Stored records:
— BEGIN —
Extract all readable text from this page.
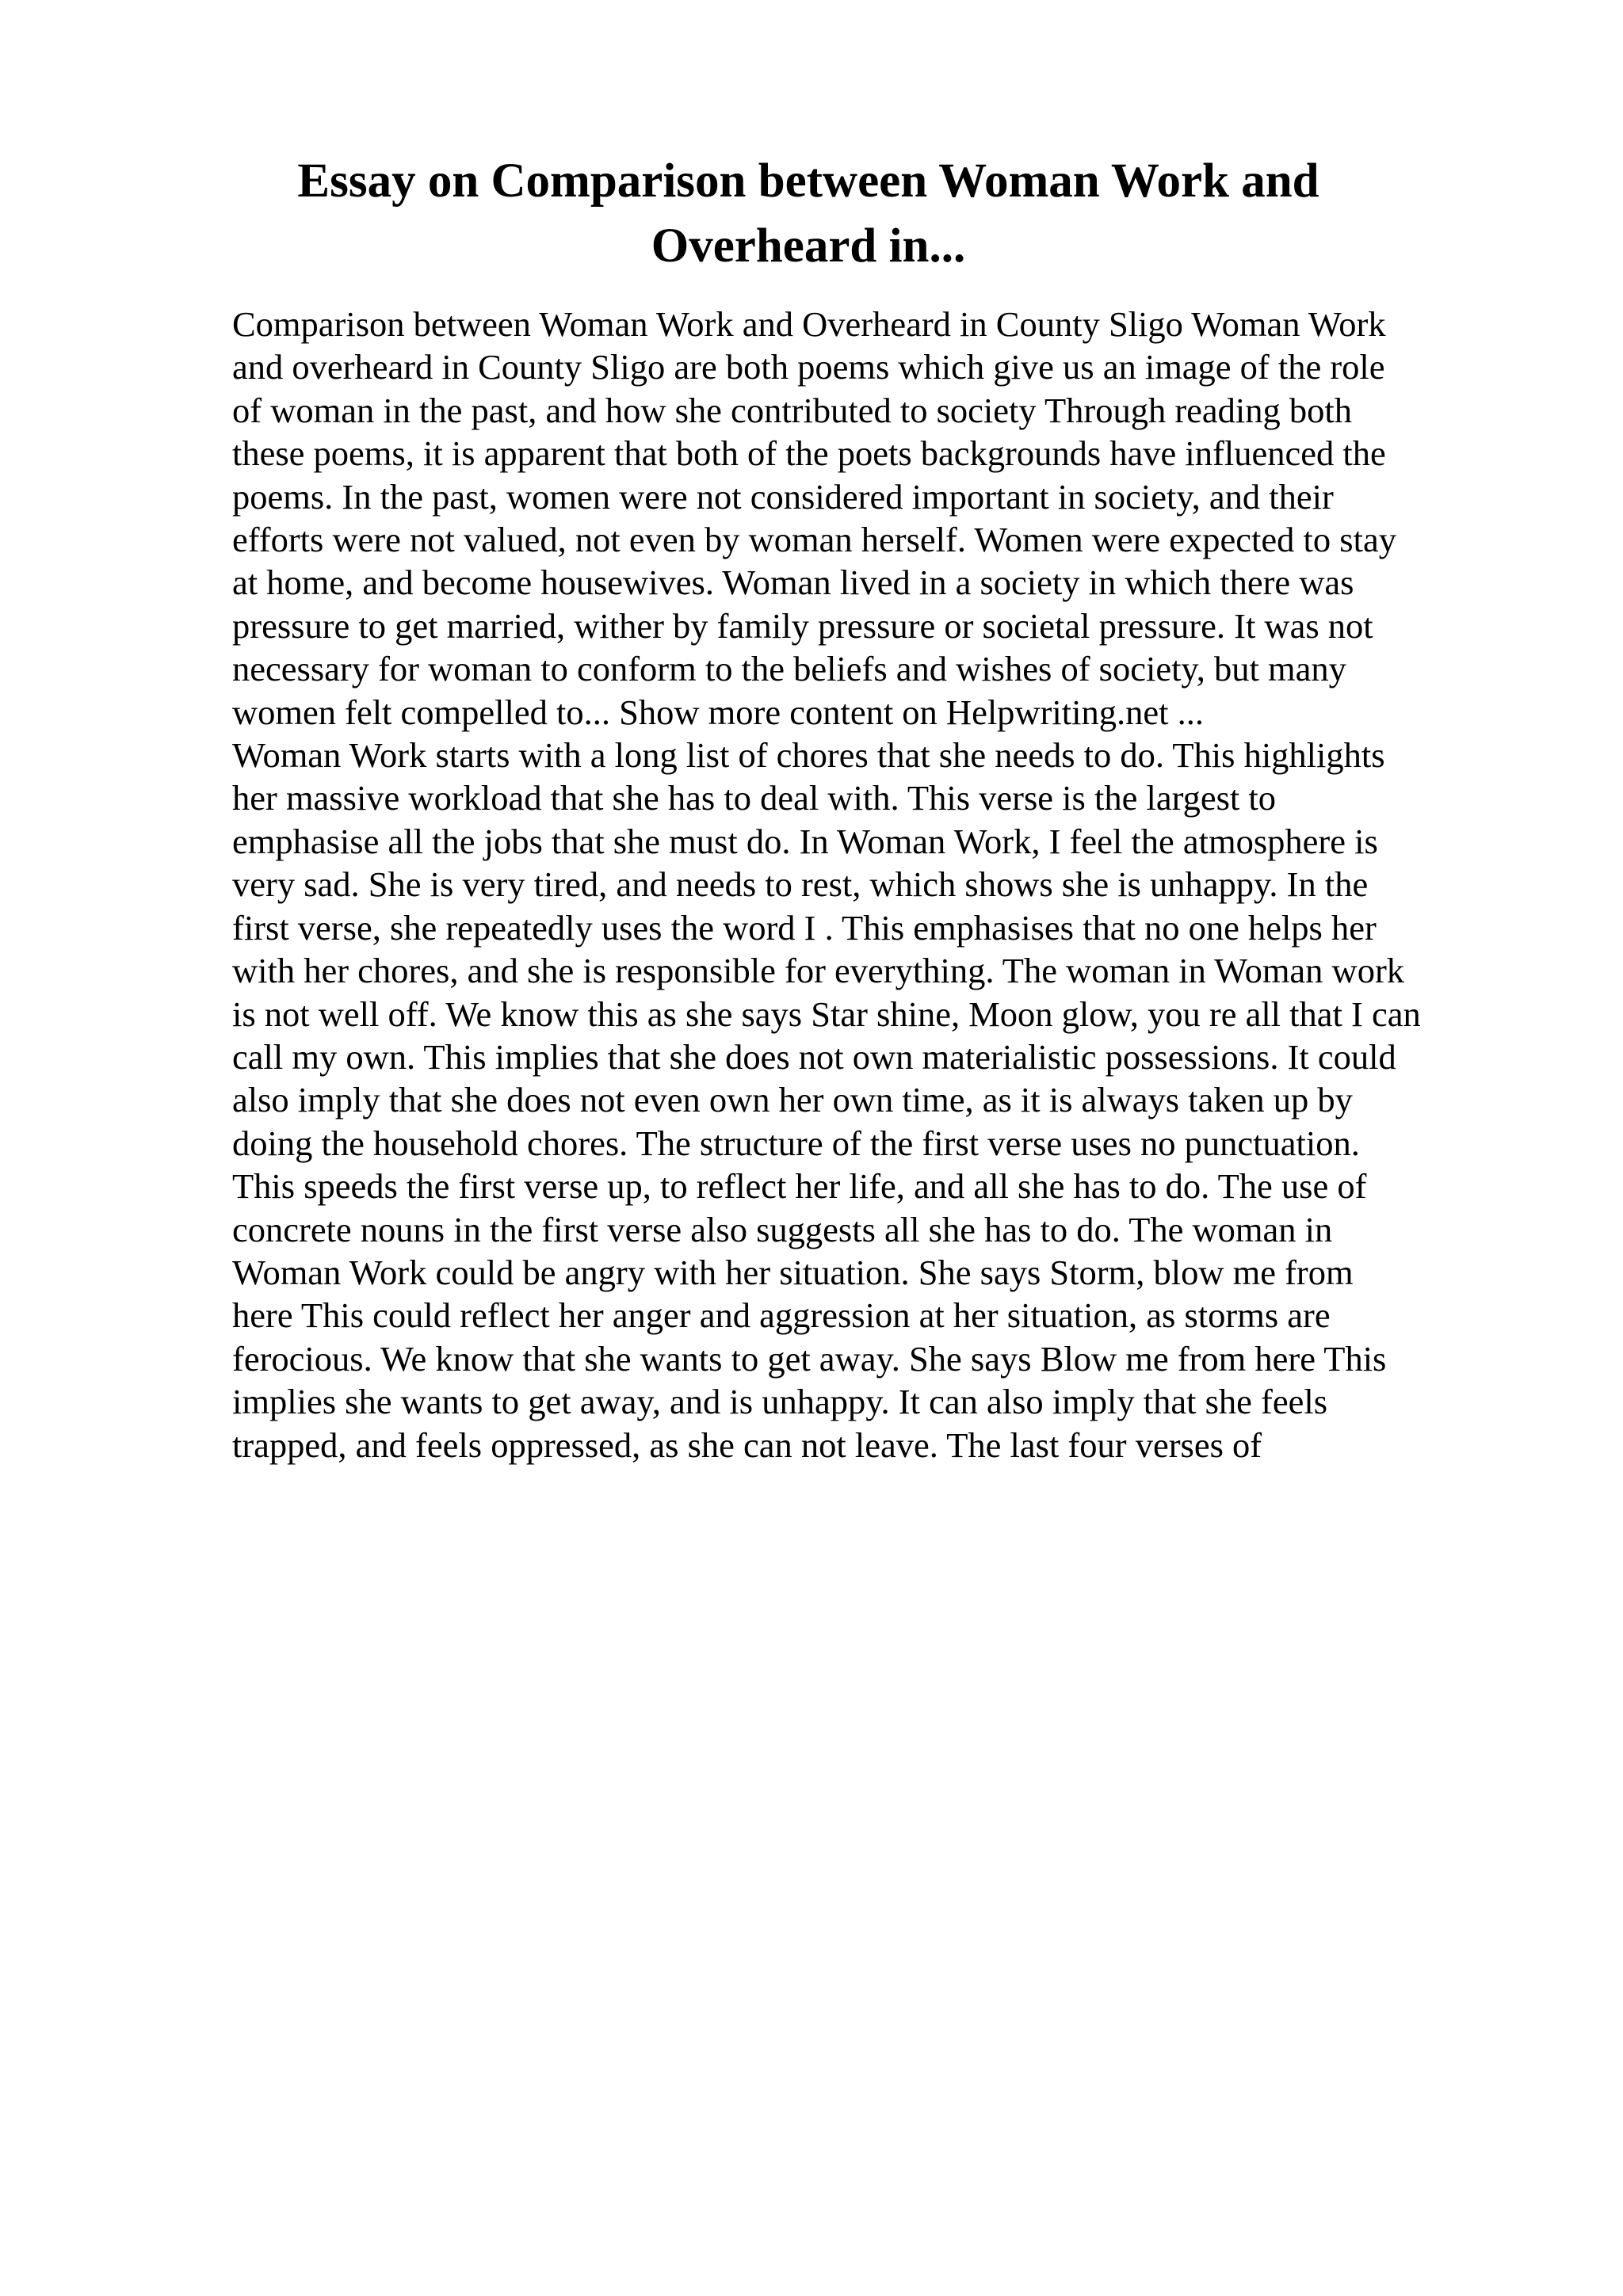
Essay on Comparison between Woman Work and
Overheard in...
Comparison between Woman Work and Overheard in County Sligo Woman Work
and overheard in County Sligo are both poems which give us an image of the role
of woman in the past, and how she contributed to society Through reading both
these poems, it is apparent that both of the poets backgrounds have influenced the
poems. In the past, women were not considered important in society, and their
efforts were not valued, not even by woman herself. Women were expected to stay
at home, and become housewives. Woman lived in a society in which there was
pressure to get married, wither by family pressure or societal pressure. It was not
necessary for woman to conform to the beliefs and wishes of society, but many
women felt compelled to... Show more content on Helpwriting.net ...
Woman Work starts with a long list of chores that she needs to do. This highlights
her massive workload that she has to deal with. This verse is the largest to
emphasise all the jobs that she must do. In Woman Work, I feel the atmosphere is
very sad. She is very tired, and needs to rest, which shows she is unhappy. In the
first verse, she repeatedly uses the word I . This emphasises that no one helps her
with her chores, and she is responsible for everything. The woman in Woman work
is not well off. We know this as she says Star shine, Moon glow, you re all that I can
call my own. This implies that she does not own materialistic possessions. It could
also imply that she does not even own her own time, as it is always taken up by
doing the household chores. The structure of the first verse uses no punctuation.
This speeds the first verse up, to reflect her life, and all she has to do. The use of
concrete nouns in the first verse also suggests all she has to do. The woman in
Woman Work could be angry with her situation. She says Storm, blow me from
here This could reflect her anger and aggression at her situation, as storms are
ferocious. We know that she wants to get away. She says Blow me from here This
implies she wants to get away, and is unhappy. It can also imply that she feels
trapped, and feels oppressed, as she can not leave. The last four verses of
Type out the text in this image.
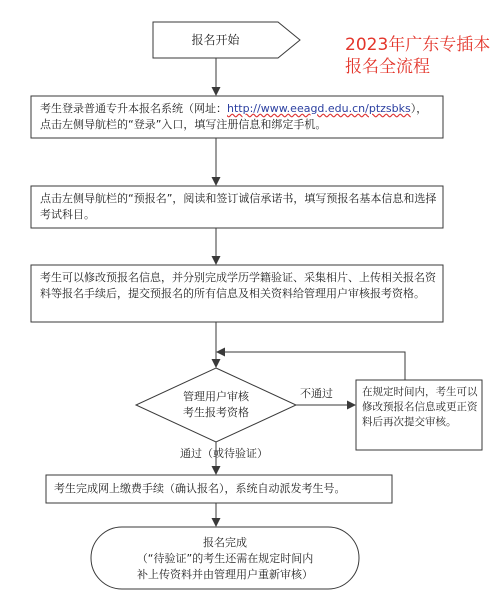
2023年广东专插本
报名全流程
报名开始
考生登录普通专升本报名系统（网址：http://www.eeagd.edu.cn/ptzsbks），点击左侧导航栏的“登录”入口，填写注册信息和绑定手机。
点击左侧导航栏的“预报名”，阅读和签订诚信承诺书，填写预报名基本信息和选择考试科目。
考生可以修改预报名信息，并分别完成学历学籍验证、采集相片、上传相关报名资料等报名手续后，提交预报名的所有信息及相关资料给管理用户审核报考资格。
管理用户审核
考生报考资格
不通过
通过（或待验证）
在规定时间内，考生可以修改预报名信息或更正资料后再次提交审核。
考生完成网上缴费手续（确认报名），系统自动派发考生号。
报名完成
（“待验证”的考生还需在规定时间内
补上传资料并由管理用户重新审核）
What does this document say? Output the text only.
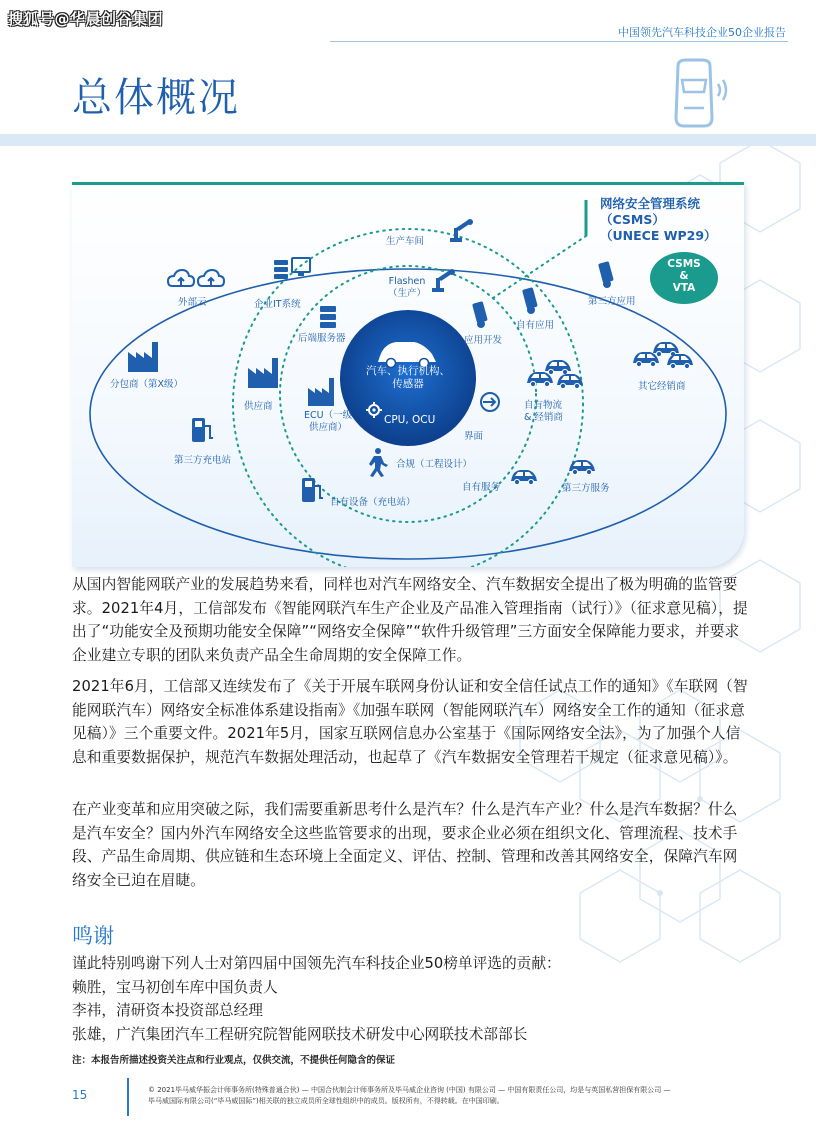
搜狐号@华晨创谷集团
中国领先汽车科技企业50企业报告
总体概况
网络安全管理系统
（CSMS）
（UNECE WP29）
CSMS
&
VTA
汽车、执行机构、
传感器
CPU, OCU
Flashen
（生产）
后端服务器	应用开发
ECU（一级
供应商）
界面
合规（工程设计）
生产车间
企业IT系统
供应商
自有应用
自有物流
& 经销商
自有服务
自有设备（充电站）
外部云
分包商（第X级）
第三方充电站
第三方应用
其它经销商
第三方服务

从国内智能网联产业的发展趋势来看，同样也对汽车网络安全、汽车数据安全提出了极为明确的监管要求。2021年4月，工信部发布《智能网联汽车生产企业及产品准入管理指南（试行）》（征求意见稿），提出了“功能安全及预期功能安全保障”“网络安全保障”“软件升级管理”三方面安全保障能力要求，并要求企业建立专职的团队来负责产品全生命周期的安全保障工作。

2021年6月，工信部又连续发布了《关于开展车联网身份认证和安全信任试点工作的通知》《车联网（智能网联汽车）网络安全标准体系建设指南》《加强车联网（智能网联汽车）网络安全工作的通知（征求意见稿）》三个重要文件。2021年5月，国家互联网信息办公室基于《国际网络安全法》，为了加强个人信息和重要数据保护，规范汽车数据处理活动，也起草了《汽车数据安全管理若干规定（征求意见稿）》。

在产业变革和应用突破之际，我们需要重新思考什么是汽车？什么是汽车产业？什么是汽车数据？什么是汽车安全？国内外汽车网络安全这些监管要求的出现，要求企业必须在组织文化、管理流程、技术手段、产品生命周期、供应链和生态环境上全面定义、评估、控制、管理和改善其网络安全，保障汽车网络安全已迫在眉睫。

鸣谢
谨此特别鸣谢下列人士对第四届中国领先汽车科技企业50榜单评选的贡献：
赖胜，宝马初创车库中国负责人
李祎，清研资本投资部总经理
张雄，广汽集团汽车工程研究院智能网联技术研发中心网联技术部部长
注：本报告所描述投资关注点和行业观点，仅供交流，不提供任何隐含的保证
15	© 2021毕马威华振会计师事务所(特殊普通合伙) — 中国合伙制会计师事务所及毕马威企业咨询 (中国) 有限公司 — 中国有限责任公司，均是与英国私营担保有限公司 —
毕马威国际有限公司(“毕马威国际”)相关联的独立成员所全球性组织中的成员。版权所有，不得转载。在中国印刷。
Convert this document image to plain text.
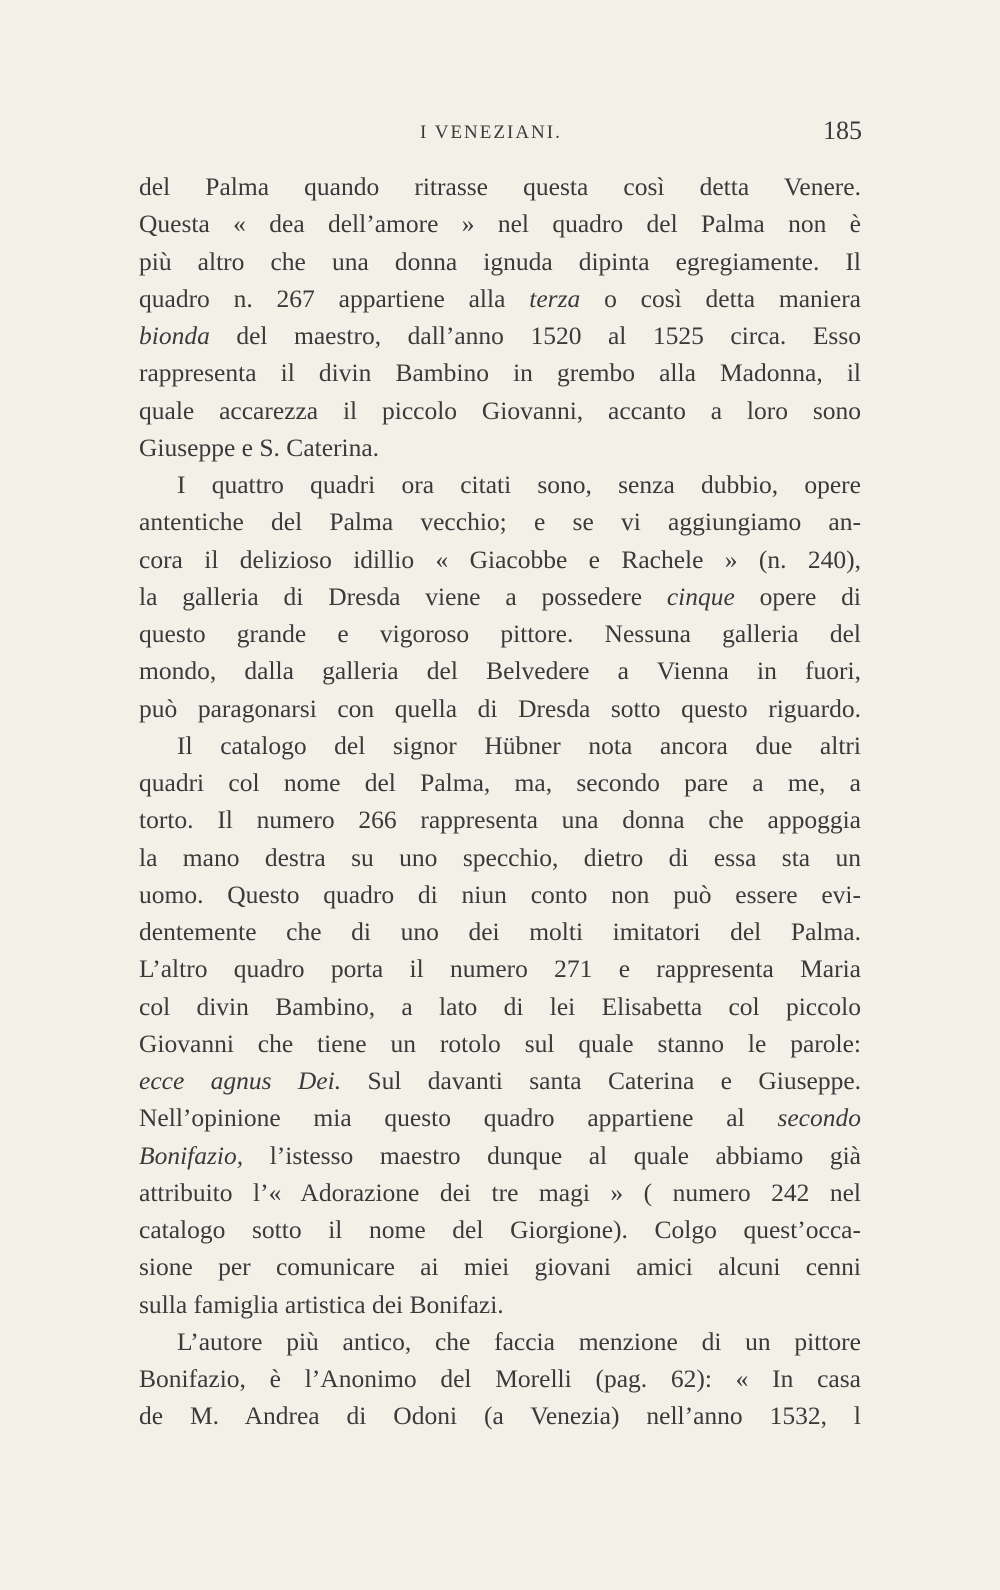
I VENEZIANI.	185
del Palma quando ritrasse questa così detta Venere.
Questa « dea dell’amore » nel quadro del Palma non è
più altro che una donna ignuda dipinta egregiamente. Il
quadro n. 267 appartiene alla terza o così detta maniera
bionda del maestro, dall’anno 1520 al 1525 circa. Esso
rappresenta il divin Bambino in grembo alla Madonna, il
quale accarezza il piccolo Giovanni, accanto a loro sono
Giuseppe e S. Caterina.
I quattro quadri ora citati sono, senza dubbio, opere
antentiche del Palma vecchio; e se vi aggiungiamo an-
cora il delizioso idillio « Giacobbe e Rachele » (n. 240),
la galleria di Dresda viene a possedere cinque opere di
questo grande e vigoroso pittore. Nessuna galleria del
mondo, dalla galleria del Belvedere a Vienna in fuori,
può paragonarsi con quella di Dresda sotto questo riguardo.
Il catalogo del signor Hübner nota ancora due altri
quadri col nome del Palma, ma, secondo pare a me, a
torto. Il numero 266 rappresenta una donna che appoggia
la mano destra su uno specchio, dietro di essa sta un
uomo. Questo quadro di niun conto non può essere evi-
dentemente che di uno dei molti imitatori del Palma.
L’altro quadro porta il numero 271 e rappresenta Maria
col divin Bambino, a lato di lei Elisabetta col piccolo
Giovanni che tiene un rotolo sul quale stanno le parole:
ecce agnus Dei. Sul davanti santa Caterina e Giuseppe.
Nell’opinione mia questo quadro appartiene al secondo
Bonifazio, l’istesso maestro dunque al quale abbiamo già
attribuito l’« Adorazione dei tre magi » ( numero 242 nel
catalogo sotto il nome del Giorgione). Colgo quest’occa-
sione per comunicare ai miei giovani amici alcuni cenni
sulla famiglia artistica dei Bonifazi.
L’autore più antico, che faccia menzione di un pittore
Bonifazio, è l’Anonimo del Morelli (pag. 62): « In casa
de M. Andrea di Odoni (a Venezia) nell’anno 1532, l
— END —
Requirements =>
Copy down every line of the material above that includes the string "galleria".

Answer to the problem =>
la galleria di Dresda viene a possedere cinque opere di
questo grande e vigoroso pittore. Nessuna galleria del
mondo, dalla galleria del Belvedere a Vienna in fuori,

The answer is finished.